### GIVEN REQUEST:
Would you set down every entry shown below, precisely as written?

### INPUT MATERIAL:
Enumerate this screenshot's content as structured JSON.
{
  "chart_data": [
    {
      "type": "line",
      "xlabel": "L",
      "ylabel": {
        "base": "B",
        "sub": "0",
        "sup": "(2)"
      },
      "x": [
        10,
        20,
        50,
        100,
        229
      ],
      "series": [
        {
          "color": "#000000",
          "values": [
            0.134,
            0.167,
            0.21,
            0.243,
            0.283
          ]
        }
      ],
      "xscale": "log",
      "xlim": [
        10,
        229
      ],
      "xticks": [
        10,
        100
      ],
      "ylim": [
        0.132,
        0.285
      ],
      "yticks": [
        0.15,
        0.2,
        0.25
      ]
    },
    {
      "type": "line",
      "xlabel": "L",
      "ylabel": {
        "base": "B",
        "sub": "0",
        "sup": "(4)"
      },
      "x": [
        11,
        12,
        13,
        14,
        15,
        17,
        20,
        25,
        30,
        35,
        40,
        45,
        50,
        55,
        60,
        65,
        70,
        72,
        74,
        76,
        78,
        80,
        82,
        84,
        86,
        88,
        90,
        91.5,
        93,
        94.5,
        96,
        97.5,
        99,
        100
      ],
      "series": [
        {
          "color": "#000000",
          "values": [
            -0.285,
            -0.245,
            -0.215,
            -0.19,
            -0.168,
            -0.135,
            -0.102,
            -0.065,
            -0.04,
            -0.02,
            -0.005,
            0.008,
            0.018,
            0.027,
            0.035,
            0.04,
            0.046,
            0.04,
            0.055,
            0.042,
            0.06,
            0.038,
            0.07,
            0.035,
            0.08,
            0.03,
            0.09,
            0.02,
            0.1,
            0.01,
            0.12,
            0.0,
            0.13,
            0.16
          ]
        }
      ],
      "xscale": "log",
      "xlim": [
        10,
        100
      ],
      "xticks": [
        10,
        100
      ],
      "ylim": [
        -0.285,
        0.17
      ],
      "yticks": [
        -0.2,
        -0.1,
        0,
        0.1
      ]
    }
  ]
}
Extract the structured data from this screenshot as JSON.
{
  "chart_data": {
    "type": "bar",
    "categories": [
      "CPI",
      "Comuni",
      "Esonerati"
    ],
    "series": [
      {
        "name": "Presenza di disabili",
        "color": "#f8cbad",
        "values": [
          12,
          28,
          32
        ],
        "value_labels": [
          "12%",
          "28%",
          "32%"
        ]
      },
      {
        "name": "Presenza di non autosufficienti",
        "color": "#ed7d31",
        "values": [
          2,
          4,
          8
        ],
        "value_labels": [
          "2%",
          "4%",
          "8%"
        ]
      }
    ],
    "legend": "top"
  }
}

### TASK ANSWER:
Enumerate this screenshot's content as structured JSON.
{
  "chart_data": [
    {
      "type": "line",
      "xlabel": "L",
      "ylabel": {
        "base": "B",
        "sub": "0",
        "sup": "(2)"
      },
      "x": [
        10,
        20,
        50,
        100,
        229
      ],
      "series": [
        {
          "color": "#000000",
          "values": [
            0.134,
            0.167,
            0.21,
            0.243,
            0.283
          ]
        }
      ],
      "xscale": "log",
      "xlim": [
        10,
        229
      ],
      "xticks": [
        10,
        100
      ],
      "ylim": [
        0.132,
        0.285
      ],
      "yticks": [
        0.15,
        0.2,
        0.25
      ]
    },
    {
      "type": "line",
      "xlabel": "L",
      "ylabel": {
        "base": "B",
        "sub": "0",
        "sup": "(4)"
      },
      "x": [
        11,
        12,
        13,
        14,
        15,
        17,
        20,
        25,
        30,
        35,
        40,
        45,
        50,
        55,
        60,
        65,
        70,
        72,
        74,
        76,
        78,
        80,
        82,
        84,
        86,
        88,
        90,
        91.5,
        93,
        94.5,
        96,
        97.5,
        99,
        100
      ],
      "series": [
        {
          "color": "#000000",
          "values": [
            -0.285,
            -0.245,
            -0.215,
            -0.19,
            -0.168,
            -0.135,
            -0.102,
            -0.065,
            -0.04,
            -0.02,
            -0.005,
            0.008,
            0.018,
            0.027,
            0.035,
            0.04,
            0.046,
            0.04,
            0.055,
            0.042,
            0.06,
            0.038,
            0.07,
            0.035,
            0.08,
            0.03,
            0.09,
            0.02,
            0.1,
            0.01,
            0.12,
            0.0,
            0.13,
            0.16
          ]
        }
      ],
      "xscale": "log",
      "xlim": [
        10,
        100
      ],
      "xticks": [
        10,
        100
      ],
      "ylim": [
        -0.285,
        0.17
      ],
      "yticks": [
        -0.2,
        -0.1,
        0,
        0.1
      ]
    }
  ]
}
Extract the structured data from this screenshot as JSON.
{
  "chart_data": {
    "type": "bar",
    "categories": [
      "CPI",
      "Comuni",
      "Esonerati"
    ],
    "series": [
      {
        "name": "Presenza di disabili",
        "color": "#f8cbad",
        "values": [
          12,
          28,
          32
        ],
        "value_labels": [
          "12%",
          "28%",
          "32%"
        ]
      },
      {
        "name": "Presenza di non autosufficienti",
        "color": "#ed7d31",
        "values": [
          2,
          4,
          8
        ],
        "value_labels": [
          "2%",
          "4%",
          "8%"
        ]
      }
    ],
    "legend": "top"
  }
}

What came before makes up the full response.